• **Task brief**
Would you restate, exactly as they appear, the lines from the one containing "Decode this image" through the end of the data below?

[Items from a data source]
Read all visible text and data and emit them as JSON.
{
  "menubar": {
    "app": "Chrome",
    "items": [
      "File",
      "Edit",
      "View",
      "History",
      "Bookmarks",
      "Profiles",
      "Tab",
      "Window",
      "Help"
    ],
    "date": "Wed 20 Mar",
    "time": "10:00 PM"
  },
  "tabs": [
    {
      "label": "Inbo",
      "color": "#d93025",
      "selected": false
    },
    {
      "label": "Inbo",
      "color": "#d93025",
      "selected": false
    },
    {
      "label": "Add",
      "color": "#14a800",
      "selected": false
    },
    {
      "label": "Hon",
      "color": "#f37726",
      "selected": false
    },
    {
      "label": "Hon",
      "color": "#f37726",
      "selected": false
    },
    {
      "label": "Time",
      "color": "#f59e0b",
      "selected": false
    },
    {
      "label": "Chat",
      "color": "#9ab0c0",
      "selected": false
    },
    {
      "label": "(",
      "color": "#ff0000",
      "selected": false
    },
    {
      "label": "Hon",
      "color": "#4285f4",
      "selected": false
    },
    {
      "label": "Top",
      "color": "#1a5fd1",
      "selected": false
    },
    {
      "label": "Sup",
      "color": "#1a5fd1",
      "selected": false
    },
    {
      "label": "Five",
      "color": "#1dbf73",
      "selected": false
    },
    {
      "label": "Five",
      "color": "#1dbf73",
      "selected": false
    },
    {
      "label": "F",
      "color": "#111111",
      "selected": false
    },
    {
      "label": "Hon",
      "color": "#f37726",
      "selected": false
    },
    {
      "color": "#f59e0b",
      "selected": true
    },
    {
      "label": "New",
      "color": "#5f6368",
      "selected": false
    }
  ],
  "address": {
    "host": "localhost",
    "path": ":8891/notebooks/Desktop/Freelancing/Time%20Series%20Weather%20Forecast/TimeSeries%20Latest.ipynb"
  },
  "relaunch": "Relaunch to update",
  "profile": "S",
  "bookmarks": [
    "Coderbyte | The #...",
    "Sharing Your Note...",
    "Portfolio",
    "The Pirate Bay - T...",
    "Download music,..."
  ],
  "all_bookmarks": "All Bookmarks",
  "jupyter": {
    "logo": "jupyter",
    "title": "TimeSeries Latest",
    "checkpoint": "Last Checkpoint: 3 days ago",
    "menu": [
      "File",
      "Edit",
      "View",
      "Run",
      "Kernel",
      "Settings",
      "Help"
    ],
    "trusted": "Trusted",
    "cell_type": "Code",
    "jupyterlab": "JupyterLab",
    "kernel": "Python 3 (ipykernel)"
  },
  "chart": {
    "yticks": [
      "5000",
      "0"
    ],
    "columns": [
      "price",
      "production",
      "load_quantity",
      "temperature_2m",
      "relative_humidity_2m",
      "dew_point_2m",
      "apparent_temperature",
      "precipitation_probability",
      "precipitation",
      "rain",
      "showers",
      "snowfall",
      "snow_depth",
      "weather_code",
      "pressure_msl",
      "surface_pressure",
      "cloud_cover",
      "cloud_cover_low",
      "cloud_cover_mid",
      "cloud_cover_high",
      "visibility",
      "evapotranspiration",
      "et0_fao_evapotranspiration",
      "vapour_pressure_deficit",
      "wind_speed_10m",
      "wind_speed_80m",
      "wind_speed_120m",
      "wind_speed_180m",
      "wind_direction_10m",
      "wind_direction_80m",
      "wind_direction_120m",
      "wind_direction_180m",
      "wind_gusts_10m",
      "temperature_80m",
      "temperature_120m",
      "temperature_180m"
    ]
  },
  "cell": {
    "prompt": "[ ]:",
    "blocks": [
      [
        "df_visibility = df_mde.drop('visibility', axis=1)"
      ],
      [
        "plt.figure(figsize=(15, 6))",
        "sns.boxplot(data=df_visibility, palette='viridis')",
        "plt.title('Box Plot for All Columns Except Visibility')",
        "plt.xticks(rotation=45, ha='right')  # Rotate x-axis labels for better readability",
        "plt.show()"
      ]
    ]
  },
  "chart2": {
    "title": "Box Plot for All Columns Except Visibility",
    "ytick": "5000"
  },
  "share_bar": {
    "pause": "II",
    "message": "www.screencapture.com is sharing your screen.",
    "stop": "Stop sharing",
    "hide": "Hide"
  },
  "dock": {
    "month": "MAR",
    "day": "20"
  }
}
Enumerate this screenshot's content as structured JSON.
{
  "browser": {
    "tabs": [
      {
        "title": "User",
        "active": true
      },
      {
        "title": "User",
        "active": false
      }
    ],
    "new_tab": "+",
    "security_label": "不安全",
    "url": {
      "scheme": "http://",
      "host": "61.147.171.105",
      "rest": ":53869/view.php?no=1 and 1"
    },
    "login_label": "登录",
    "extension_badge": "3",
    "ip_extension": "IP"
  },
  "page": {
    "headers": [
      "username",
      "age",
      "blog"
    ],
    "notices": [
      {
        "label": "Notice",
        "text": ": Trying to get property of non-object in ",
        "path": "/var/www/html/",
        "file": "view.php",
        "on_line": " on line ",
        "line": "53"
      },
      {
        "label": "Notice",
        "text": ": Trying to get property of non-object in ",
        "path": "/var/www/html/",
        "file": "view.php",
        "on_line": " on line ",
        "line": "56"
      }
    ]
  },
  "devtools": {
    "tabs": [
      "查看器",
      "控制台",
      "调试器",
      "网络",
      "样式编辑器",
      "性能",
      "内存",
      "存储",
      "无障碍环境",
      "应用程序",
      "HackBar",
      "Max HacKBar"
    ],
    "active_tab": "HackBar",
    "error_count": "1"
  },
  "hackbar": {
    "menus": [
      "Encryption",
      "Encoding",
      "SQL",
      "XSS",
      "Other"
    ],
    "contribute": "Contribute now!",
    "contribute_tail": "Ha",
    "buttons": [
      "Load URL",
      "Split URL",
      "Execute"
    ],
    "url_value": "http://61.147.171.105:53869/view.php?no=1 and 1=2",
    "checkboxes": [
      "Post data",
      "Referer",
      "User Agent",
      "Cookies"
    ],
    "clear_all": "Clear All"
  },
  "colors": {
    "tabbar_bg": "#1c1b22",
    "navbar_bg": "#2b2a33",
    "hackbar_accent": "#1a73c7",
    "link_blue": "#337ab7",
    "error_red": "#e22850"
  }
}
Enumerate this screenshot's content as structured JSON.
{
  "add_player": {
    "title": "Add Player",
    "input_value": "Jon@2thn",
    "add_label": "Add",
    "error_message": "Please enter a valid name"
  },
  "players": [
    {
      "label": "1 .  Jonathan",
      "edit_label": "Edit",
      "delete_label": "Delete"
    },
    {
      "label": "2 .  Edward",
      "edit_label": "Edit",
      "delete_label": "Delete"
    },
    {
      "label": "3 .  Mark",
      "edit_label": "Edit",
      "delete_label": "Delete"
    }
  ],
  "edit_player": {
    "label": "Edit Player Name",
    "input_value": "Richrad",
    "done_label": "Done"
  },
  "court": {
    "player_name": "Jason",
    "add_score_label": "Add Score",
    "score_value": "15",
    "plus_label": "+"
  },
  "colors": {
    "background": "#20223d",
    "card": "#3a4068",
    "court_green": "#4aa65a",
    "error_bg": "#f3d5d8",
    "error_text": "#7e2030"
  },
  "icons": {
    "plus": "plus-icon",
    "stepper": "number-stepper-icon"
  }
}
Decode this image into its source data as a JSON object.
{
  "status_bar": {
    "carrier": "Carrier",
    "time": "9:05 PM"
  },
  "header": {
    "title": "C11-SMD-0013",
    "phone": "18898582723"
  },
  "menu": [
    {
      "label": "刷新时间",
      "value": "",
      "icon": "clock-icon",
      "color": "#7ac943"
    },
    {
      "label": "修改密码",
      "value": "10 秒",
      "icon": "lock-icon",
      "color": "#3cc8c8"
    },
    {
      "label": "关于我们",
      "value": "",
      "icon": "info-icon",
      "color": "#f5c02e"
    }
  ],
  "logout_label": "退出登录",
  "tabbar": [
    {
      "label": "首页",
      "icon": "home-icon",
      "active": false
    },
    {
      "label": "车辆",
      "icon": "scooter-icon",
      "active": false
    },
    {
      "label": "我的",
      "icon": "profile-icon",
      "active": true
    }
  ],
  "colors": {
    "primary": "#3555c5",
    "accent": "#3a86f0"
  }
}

• **Result for this task**
Decode this image into its source data as a JSON object.
{
  "status_bar": {
    "carrier": "Carrier",
    "time": "9:05 PM"
  },
  "header": {
    "title": "C11-SMD-0013",
    "phone": "18898582723"
  },
  "menu": [
    {
      "label": "刷新时间",
      "value": "",
      "icon": "clock-icon",
      "color": "#7ac943"
    },
    {
      "label": "修改密码",
      "value": "10 秒",
      "icon": "lock-icon",
      "color": "#3cc8c8"
    },
    {
      "label": "关于我们",
      "value": "",
      "icon": "info-icon",
      "color": "#f5c02e"
    }
  ],
  "logout_label": "退出登录",
  "tabbar": [
    {
      "label": "首页",
      "icon": "home-icon",
      "active": false
    },
    {
      "label": "车辆",
      "icon": "scooter-icon",
      "active": false
    },
    {
      "label": "我的",
      "icon": "profile-icon",
      "active": true
    }
  ],
  "colors": {
    "primary": "#3555c5",
    "accent": "#3a86f0"
  }
}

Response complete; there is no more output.